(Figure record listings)
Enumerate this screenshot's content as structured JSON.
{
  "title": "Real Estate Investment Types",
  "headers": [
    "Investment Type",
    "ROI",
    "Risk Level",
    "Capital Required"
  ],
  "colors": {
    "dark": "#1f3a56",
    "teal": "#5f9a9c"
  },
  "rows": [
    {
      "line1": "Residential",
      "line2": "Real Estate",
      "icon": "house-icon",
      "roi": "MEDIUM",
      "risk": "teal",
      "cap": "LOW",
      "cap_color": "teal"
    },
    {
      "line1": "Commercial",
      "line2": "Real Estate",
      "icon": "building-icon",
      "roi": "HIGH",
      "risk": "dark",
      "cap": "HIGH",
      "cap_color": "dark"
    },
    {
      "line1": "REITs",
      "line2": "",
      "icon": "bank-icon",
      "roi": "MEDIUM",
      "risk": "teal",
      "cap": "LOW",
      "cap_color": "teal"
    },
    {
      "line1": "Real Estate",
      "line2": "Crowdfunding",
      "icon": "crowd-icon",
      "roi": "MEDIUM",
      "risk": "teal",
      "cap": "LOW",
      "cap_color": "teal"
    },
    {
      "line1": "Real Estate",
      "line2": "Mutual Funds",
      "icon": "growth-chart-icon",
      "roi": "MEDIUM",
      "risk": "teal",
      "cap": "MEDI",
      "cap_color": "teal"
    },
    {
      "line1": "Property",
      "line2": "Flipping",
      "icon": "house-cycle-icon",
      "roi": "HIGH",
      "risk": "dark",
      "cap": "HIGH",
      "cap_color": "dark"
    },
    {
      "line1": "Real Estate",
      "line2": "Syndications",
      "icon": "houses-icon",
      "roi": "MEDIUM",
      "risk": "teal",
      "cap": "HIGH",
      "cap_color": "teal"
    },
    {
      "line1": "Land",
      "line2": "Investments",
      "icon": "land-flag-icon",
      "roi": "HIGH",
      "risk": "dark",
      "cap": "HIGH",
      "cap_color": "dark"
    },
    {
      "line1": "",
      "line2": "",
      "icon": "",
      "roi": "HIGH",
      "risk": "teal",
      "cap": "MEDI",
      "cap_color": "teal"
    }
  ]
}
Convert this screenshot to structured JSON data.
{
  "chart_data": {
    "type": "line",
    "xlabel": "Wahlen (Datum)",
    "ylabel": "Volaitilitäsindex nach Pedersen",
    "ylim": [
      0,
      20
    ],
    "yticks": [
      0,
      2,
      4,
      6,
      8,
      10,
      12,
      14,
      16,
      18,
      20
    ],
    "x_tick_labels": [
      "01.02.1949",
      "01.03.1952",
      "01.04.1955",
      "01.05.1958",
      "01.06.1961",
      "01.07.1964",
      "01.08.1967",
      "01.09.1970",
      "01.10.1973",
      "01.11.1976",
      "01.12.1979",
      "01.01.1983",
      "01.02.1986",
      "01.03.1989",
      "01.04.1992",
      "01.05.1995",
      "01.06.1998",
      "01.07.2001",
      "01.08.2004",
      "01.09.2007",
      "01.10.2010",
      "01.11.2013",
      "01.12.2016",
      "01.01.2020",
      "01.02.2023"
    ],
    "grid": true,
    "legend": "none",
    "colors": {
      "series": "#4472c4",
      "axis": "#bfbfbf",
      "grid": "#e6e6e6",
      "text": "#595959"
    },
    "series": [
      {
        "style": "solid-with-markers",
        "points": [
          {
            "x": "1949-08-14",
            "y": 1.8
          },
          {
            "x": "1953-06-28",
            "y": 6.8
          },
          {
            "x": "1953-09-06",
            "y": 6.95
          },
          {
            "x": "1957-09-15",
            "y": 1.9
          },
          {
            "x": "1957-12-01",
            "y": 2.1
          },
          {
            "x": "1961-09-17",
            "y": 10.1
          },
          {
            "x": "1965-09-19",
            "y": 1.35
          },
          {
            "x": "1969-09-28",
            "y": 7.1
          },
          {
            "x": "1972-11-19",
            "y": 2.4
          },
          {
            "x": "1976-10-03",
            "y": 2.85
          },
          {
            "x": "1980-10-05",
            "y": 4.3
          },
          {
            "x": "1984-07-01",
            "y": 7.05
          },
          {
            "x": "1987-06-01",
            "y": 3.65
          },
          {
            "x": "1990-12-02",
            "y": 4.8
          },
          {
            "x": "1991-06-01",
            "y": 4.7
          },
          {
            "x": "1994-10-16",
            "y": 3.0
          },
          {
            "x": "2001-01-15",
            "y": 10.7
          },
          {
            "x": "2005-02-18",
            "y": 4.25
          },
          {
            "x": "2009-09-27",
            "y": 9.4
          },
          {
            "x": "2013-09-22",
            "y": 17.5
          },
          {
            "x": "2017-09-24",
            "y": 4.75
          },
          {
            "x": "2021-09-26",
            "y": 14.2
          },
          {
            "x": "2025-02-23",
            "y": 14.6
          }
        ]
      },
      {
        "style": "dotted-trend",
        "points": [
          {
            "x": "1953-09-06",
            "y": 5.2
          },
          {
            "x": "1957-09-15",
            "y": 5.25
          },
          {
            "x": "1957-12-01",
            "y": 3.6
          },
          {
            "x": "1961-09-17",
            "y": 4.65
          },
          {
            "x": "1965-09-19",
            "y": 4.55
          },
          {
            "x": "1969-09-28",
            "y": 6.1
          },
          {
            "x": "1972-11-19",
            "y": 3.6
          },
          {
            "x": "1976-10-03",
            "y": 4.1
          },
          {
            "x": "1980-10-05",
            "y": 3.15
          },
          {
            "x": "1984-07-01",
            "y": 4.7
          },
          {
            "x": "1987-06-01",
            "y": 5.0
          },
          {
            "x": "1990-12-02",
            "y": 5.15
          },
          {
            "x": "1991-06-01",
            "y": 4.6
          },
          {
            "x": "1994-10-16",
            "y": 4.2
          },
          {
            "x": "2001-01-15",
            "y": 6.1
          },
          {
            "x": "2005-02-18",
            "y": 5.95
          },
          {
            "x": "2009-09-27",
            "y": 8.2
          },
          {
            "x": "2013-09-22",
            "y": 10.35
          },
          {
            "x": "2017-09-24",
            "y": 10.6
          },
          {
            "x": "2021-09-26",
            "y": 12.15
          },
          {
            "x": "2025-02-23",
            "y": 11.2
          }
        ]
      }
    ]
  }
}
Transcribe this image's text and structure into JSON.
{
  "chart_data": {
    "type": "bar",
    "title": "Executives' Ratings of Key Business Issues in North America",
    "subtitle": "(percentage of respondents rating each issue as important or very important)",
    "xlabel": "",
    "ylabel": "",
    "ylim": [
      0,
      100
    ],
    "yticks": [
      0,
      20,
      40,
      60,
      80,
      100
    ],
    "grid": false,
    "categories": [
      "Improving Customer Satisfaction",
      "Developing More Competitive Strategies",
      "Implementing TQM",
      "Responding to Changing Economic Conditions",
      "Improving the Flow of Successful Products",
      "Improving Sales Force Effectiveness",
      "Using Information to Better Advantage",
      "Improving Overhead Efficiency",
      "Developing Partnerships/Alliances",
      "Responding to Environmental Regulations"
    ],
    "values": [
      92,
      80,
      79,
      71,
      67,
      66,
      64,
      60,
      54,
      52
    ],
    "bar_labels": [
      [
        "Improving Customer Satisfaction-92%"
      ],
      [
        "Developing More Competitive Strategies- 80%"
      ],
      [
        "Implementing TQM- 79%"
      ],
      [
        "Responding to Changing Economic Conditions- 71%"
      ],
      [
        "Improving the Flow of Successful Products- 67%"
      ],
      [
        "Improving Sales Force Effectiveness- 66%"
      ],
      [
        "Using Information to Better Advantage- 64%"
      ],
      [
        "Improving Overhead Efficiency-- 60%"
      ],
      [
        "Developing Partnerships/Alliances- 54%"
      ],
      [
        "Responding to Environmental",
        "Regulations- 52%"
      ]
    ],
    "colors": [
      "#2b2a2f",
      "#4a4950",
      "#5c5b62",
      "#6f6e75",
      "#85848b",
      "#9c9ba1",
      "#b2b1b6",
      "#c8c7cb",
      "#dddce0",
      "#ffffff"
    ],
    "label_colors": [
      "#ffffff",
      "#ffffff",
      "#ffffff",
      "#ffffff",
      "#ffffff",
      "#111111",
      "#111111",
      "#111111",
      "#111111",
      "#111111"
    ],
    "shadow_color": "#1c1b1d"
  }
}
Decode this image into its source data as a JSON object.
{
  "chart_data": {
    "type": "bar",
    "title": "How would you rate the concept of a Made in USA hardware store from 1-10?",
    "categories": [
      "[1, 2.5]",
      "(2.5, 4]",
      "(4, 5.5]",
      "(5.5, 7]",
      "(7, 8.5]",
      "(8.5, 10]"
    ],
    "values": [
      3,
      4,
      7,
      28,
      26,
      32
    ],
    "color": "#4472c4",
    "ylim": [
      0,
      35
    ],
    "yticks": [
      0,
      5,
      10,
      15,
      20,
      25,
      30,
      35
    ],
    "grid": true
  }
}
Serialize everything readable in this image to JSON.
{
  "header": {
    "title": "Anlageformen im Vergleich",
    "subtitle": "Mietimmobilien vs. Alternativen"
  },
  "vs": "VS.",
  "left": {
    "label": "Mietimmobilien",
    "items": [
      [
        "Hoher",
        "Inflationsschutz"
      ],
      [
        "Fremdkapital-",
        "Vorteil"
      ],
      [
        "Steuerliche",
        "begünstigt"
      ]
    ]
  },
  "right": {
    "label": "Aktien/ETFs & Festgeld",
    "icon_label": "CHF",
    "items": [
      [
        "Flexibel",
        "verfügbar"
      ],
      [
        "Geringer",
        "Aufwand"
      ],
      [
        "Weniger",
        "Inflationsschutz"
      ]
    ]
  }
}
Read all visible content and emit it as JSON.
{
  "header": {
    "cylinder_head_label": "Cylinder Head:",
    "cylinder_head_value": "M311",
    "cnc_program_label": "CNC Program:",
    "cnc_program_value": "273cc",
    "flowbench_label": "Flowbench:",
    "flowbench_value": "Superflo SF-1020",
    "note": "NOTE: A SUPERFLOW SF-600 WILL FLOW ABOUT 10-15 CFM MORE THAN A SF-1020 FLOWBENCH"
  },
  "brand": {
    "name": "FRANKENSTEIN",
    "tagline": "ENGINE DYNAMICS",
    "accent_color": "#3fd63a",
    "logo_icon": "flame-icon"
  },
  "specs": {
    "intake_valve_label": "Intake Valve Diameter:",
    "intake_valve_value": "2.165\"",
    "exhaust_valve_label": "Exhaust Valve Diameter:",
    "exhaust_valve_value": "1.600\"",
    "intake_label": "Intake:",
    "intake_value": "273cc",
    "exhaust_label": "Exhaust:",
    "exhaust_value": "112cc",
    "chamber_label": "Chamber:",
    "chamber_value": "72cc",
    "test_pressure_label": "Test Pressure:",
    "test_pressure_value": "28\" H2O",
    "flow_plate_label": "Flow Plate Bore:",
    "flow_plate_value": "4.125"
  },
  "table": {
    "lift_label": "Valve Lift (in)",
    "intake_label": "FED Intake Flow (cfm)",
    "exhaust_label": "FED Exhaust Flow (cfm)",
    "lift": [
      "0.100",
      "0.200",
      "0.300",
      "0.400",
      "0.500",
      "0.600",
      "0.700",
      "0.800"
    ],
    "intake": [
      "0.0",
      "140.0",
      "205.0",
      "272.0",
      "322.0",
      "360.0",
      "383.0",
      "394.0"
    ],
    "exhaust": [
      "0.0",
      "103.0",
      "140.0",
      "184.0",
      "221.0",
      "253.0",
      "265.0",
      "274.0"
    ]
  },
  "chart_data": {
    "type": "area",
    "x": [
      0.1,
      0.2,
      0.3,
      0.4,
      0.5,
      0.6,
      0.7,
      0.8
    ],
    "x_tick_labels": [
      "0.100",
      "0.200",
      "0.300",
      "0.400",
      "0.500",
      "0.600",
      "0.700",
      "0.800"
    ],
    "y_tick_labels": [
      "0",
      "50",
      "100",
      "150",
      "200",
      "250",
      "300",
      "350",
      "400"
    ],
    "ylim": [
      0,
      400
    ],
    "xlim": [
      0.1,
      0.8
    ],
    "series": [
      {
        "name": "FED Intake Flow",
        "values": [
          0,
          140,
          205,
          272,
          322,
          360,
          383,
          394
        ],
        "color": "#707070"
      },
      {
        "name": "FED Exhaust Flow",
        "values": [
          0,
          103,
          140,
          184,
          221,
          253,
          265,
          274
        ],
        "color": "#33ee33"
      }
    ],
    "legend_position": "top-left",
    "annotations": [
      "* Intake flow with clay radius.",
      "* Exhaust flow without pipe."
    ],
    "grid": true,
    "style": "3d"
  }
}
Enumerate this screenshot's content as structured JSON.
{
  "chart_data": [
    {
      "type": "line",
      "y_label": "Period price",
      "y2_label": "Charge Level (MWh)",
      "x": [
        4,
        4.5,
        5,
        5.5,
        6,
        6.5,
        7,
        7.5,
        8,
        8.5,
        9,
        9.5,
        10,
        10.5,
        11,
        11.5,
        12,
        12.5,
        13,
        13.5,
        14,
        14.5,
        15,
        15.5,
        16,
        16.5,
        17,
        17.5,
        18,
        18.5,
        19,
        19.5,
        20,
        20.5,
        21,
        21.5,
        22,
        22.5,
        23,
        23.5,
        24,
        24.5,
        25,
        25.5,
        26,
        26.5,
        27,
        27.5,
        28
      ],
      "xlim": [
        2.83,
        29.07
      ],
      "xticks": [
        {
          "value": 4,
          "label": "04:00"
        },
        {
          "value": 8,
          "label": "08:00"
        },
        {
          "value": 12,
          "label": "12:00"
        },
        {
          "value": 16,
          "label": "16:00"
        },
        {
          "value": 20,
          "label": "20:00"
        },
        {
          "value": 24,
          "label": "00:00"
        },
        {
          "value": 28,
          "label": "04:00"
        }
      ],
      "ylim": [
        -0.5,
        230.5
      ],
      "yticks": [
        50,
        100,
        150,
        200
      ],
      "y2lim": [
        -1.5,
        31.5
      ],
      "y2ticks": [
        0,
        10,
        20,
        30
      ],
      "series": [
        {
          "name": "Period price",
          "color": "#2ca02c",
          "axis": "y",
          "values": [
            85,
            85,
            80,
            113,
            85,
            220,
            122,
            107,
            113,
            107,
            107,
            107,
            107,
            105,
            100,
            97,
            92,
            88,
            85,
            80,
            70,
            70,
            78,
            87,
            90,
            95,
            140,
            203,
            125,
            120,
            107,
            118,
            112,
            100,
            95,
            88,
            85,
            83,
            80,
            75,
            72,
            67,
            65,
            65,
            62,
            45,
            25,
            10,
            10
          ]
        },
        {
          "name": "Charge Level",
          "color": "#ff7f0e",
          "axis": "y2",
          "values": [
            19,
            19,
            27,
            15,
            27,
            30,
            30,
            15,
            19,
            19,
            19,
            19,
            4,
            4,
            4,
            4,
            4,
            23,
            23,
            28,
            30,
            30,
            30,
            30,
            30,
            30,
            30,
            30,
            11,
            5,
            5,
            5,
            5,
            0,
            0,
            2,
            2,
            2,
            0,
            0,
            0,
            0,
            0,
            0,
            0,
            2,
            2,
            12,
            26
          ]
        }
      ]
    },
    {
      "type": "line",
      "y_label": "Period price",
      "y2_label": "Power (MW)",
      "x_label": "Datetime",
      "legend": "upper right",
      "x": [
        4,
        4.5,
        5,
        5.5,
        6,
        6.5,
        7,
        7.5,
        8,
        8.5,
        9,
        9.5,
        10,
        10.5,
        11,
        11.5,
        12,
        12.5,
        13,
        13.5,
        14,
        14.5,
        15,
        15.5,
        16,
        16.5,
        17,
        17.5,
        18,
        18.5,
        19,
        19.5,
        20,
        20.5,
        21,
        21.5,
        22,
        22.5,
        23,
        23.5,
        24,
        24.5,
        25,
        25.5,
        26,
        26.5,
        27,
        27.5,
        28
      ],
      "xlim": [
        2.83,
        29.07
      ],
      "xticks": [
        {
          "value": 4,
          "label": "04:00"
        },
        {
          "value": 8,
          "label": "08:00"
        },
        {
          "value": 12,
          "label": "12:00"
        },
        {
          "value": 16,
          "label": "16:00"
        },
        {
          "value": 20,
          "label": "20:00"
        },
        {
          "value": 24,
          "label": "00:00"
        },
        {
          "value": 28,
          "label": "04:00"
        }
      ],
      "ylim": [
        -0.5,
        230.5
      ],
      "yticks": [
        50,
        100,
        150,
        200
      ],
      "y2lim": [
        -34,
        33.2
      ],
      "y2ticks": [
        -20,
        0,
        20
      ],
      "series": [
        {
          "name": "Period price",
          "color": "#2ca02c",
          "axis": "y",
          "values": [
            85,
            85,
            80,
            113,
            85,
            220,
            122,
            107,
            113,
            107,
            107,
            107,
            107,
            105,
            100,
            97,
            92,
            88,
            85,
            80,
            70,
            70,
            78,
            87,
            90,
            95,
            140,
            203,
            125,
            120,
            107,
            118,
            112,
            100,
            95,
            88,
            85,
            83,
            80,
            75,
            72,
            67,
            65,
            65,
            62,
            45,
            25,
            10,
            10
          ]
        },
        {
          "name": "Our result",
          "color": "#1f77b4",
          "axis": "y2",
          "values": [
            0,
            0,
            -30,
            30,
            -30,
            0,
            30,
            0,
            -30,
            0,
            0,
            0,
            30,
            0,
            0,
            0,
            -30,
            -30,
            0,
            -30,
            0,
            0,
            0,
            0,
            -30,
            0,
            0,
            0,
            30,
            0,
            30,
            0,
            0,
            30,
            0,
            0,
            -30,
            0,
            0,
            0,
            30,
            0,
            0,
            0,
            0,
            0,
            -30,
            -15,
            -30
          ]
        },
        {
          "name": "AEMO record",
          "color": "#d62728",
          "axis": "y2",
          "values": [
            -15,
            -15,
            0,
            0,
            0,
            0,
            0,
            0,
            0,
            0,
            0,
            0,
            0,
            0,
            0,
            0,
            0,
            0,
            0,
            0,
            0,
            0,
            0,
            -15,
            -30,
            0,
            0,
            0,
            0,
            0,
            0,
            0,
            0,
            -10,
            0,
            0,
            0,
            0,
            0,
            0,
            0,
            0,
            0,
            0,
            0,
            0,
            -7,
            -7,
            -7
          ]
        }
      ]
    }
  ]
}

**DIRECTIONS FOR THIS TASK**: Count the lines of these entries that hold the string "Sales", and give only that number.

**THE SOLUTION**: 2